From the Greek word, pente meaning five, and teuchos meaning volumes.  Pentateuch – all 5 volumes – were written by Moses.

  1. And what would follow then would mark Moses, thirdly as Israel’s greatest historian.
  2. Fourthly, Moses was Israel’s greatest saint. 

The Book of Numbers adds the inspired commentary, which by the way, vindicated the character of Moses which was typically being questioned or challenged – God recorded Moses was the most humble man alive on the face of the earth (Numbers 12:3).

In other words, he really didn’t have a personal agenda or some personal ambition after all, other than obeying God’s call.

  1. Finally and fifthly, Moses was Israel’s greatest human deliverer / Adapted from R. Kent Hughes, Hebrews: Volume 2 (Crossway, 1993), p. 115

At the end of Moses’ life, God provided the final eulogy when He said, “Since [then] no prophet has risen in Israel like Moses, whom the Lord knew face to face, for all the signs and wonders which the Lord sent him to perform in the land of Egypt against Pharaoh, al his servants, and all his land, and for all the mighty power and for all the great terror which Moses performed in the sight of all Israel (Deuteronomy 34:10-12)

In spite of it all, he will end up in an unmarked grave – without a physical marker where veneration at best and idolatry at worst would be taking place to this very day.

He never entered the land he led millions of people to inherit.

He never regained the luxury of a palace or the status of royalty.

Unlike William Durant, however, Moses went willingly from one chapter to another in his life – and the key word that marks each chapter in his life, according to Hebrews 11, is this word, faith.

The writer of Hebrews will lay that out for us – and to do so he’s gonna filter a lot of scripture regarding the life of Moses: in fact, he will condense the entire Book of Exodus, and more, into 7 verses in this ledger of faith.

He’ll present four movements – or four chapters in Moses’ life and each chapter begins with the words, “by faith.” 

You might circle them in your Bibles – verse 23 – by faith; verse 24 – by faith; verse 27 by faith and verse 28 – by faith.

I’ll leave verse 29 for our next study simply because the pronoun will change from he – that is, Moses, to they – a reference to the faith of the people of Israel.

Four Chapters of Faith

  1. Chapter One – Preserved by Faith (v. 23)

Now back in verse 23, the condensed biography of Moses begins with the first chapter that I wanna simply entitle, A Preservation by Faith.

Notice, By faith, Moses, when he was born, was hidden for three months by his parents, because they saw he was a beautiful child; and they were not afraid of the king’s edict.

•••••

§ What this exercise asks:
1. For each statement marked (a), (b) and (c), answer yes or no on whether it agrees with the sermon excerpt on Moses, and quote the deciding words of that excerpt.
(a) Moses would be buried in a grave without a marker.
(b) The speaker intends to cover verse 29 in the current study.
(c) The writer of Hebrews condenses the Book of Exodus, and more, into seven verses.
2. Write a continuation of the sermon excerpt on Moses, starting right after its final quoted sentence from verse 23.
The listing comes from a separate source and has no connection to the sermon excerpt on Moses.

Spatial annotation entries
•••••

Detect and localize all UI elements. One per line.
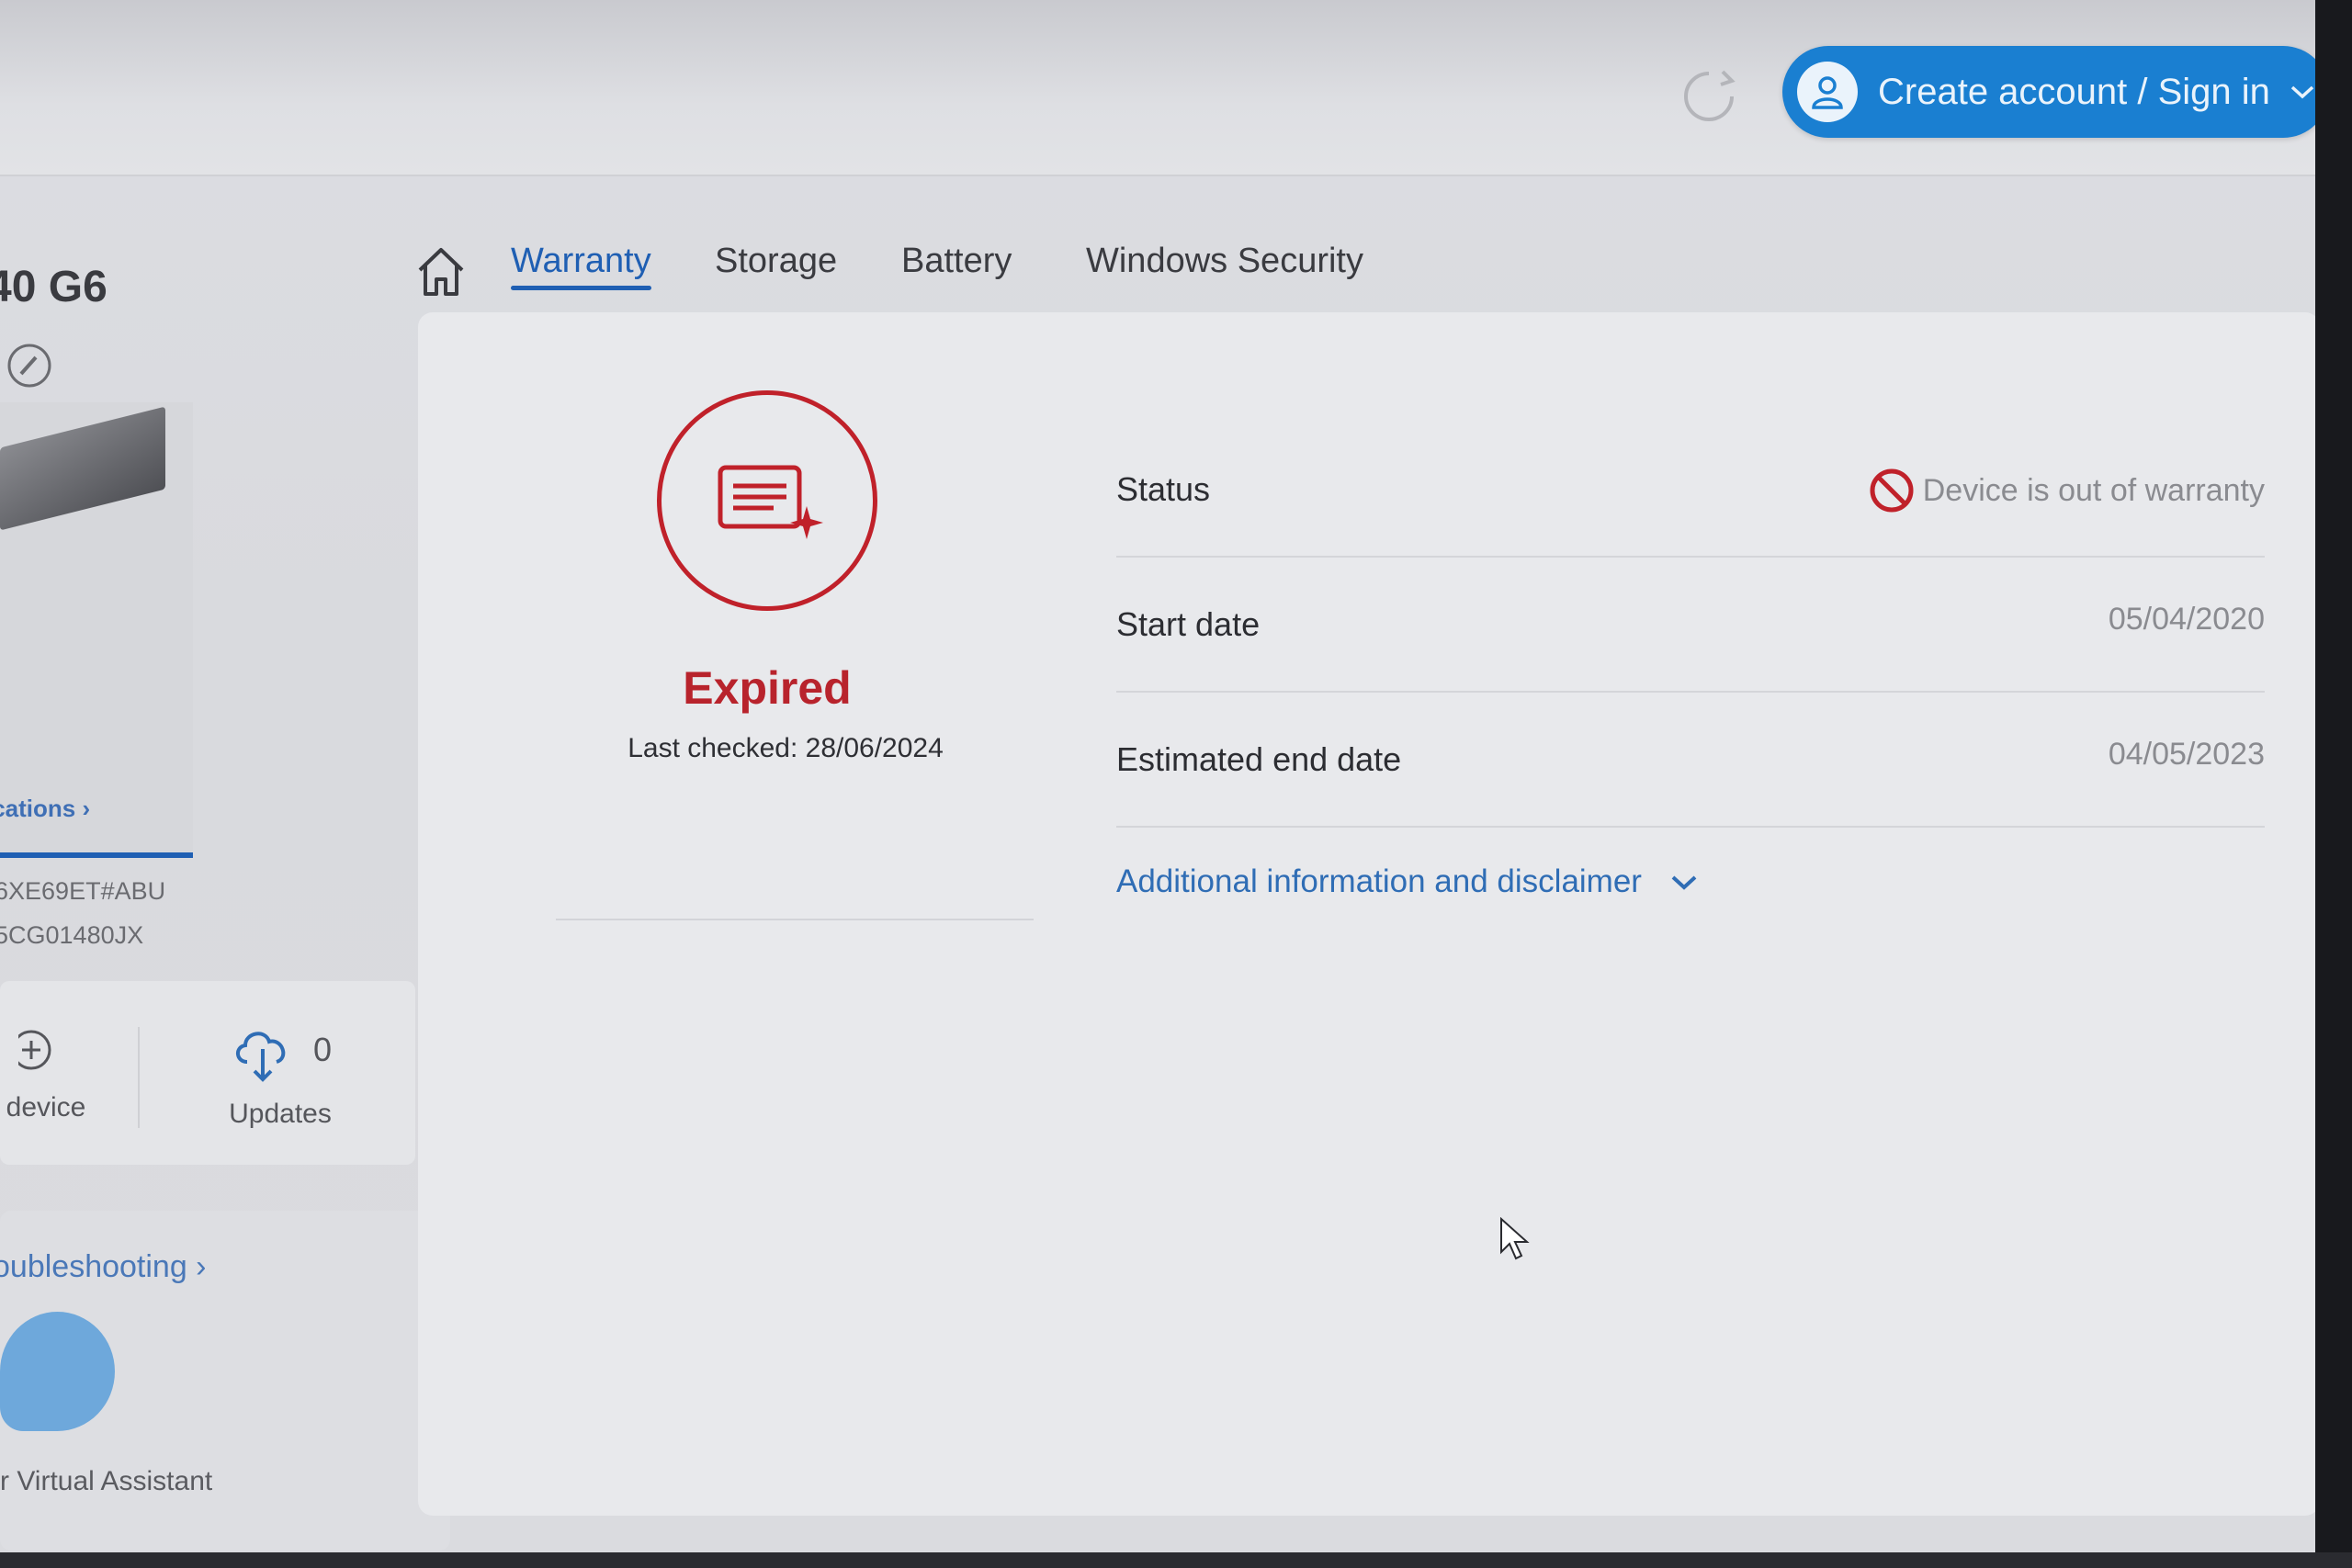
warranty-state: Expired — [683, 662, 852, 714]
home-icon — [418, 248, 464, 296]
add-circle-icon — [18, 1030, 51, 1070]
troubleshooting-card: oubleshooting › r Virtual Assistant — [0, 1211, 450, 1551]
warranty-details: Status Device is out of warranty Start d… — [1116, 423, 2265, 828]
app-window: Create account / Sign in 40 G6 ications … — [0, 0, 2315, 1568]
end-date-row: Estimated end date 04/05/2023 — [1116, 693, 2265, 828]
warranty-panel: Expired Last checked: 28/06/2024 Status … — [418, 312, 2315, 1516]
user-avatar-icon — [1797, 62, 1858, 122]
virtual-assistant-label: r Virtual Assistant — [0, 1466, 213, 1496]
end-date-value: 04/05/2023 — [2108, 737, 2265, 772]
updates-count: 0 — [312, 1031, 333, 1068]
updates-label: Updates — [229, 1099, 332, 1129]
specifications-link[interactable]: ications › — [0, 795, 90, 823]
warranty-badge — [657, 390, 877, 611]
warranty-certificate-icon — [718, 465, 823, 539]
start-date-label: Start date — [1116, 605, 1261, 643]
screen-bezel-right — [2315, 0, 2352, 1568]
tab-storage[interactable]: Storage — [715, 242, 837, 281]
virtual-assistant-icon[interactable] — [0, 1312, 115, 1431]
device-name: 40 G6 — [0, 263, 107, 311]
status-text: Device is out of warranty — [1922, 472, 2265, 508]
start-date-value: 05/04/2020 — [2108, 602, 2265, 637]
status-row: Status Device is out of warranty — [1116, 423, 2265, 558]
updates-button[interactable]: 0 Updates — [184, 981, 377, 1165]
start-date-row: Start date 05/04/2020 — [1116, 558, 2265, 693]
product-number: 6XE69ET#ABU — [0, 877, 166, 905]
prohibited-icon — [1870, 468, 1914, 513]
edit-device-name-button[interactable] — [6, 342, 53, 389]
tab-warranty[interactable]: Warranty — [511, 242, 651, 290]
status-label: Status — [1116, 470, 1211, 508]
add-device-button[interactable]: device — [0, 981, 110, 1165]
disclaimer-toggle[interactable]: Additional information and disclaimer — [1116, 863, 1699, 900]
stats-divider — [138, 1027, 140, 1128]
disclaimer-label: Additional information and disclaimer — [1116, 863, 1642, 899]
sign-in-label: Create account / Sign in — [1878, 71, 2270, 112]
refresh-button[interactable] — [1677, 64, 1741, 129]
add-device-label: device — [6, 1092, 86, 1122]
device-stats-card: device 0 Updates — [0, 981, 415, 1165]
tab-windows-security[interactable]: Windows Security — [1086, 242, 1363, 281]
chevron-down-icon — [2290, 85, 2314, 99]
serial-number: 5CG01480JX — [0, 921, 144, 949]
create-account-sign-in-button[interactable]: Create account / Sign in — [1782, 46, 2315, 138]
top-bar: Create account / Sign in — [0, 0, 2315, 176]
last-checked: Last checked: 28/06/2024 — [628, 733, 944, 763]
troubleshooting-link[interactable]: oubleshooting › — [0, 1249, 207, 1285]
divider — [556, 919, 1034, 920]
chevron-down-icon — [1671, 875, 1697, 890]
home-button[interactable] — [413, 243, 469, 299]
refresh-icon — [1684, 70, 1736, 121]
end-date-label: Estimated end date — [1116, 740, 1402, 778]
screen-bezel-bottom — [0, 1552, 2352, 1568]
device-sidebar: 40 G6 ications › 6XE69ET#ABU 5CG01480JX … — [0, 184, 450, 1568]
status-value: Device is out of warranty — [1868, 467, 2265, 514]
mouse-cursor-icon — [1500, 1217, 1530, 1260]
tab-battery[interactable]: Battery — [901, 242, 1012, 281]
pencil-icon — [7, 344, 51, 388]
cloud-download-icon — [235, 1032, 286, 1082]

•••••

§ Outputs for the tasks:
1.
(a) Yes: "he will end up in an unmarked grave – without a physical marker"
(b) No: "I’ll leave verse 29 for our next study"
(c) Yes: "he will condense the entire Book of Exodus, and more, into 7 verses in this ledger of faith"

2.
Right away you’re struck with the fact that this first chapter is really about the faith of Moses’ parents, isn’t it?

You need to understand that Moses to slaves, 64 years after the death of Joseph. 

The parents’ of Moses were married during the darkest days of the Jewish enslavement in Egypt.

In fact, the new Pharaoh, who didn’t know Joseph or care about that legacy, had adopted a new policy for this nation of unpaid slaves. 

The royal edict ordered Hebrew midwives to suffocate any baby boy born to Jewish parents. 

When that didn’t work, he ordered that anyone in the kingdom, Jew or Gentile, who knew anything about the birth of a baby boy was commanded to throw the baby into the Nile River. (cf. Exodus 1:15-22). / Ibid, p. 116

In fact, if you go back the full story you discover that this slave couple, already had a daughter – and then they delivered a baby boy.

The writer of Hebrews repeats the fact here in verse 23 that when Moses was born they saw he was a beautiful child.

Which is kind of a redundant thing to add, don’t you think?  I mean, what parent doesn’t think their child is beautiful?  And sometimes it’s only the parents who have that opinion, right?

I guess that goes for grandparents too.

And what are you supposed to say when they show you their baby?  Ooohhhh  . . .

As a pastor, this creates a predicament.  So years ago I adopted what J. Vernon McGee did when he once pastored a large church in California.  Parents would bring their newborn up to him and he’d look down and smile and say, “Well, that’s a baby, all right!”

“That is a baby.”

So why the reference here to Moses being a beautiful child to his parents – of course they thought he was.

I would agree with John Calvin, the Reformer, who wrote that Moses was evidently marked by something out of the ordinary – although we’re never told what it was. / Ibid, p. 117

Josephus, the 1st century Jewish historian wrote that Amram, the father of Moses, was actually visited by God in a vision that informed him his son would be the promised deliverer.

Whatever it was, Amram and Jochebed, the parents of Moses, risked their lives to save his life . . . and for 3 months they tried to hide him out of sight. 

Imagine how hard that would be.  How do you hide a newborn?  How do you keep a baby quiet – for three months?

Chuck Swindoll wrote on this text that he remembered how their firstborn son never slept through the night for 18 long, weary months.  Chuck wrote, there were times when I longed for a wicker basket and the Nile River nearby. / Charles R. Swindoll, Moses: A Man of Selfless Dedication (Thomas Nelson, 1999), p. 23

Evidently, after three months they knew it wouldn’t work.  Perhaps Pharaoh had begun a house-to-house search for any hidden babies and they knew their neighborhood was next.

Rather than give in or give up, they hung on – Hebrews tells us, by faith.  They would do the right thing; even if it cost them their lives, they would not take their son’s life.

The Book of Exodus informs us that they made a wicker basket and covered it with pitch.

The word for pitch was bitumen – a plant they boiled into paste, commonly believed to repel crocodiles – the supposed servants of the supposed divine Nile River.

And they set the basket among the reeds by the bank of the Nile (Exodus 2:3).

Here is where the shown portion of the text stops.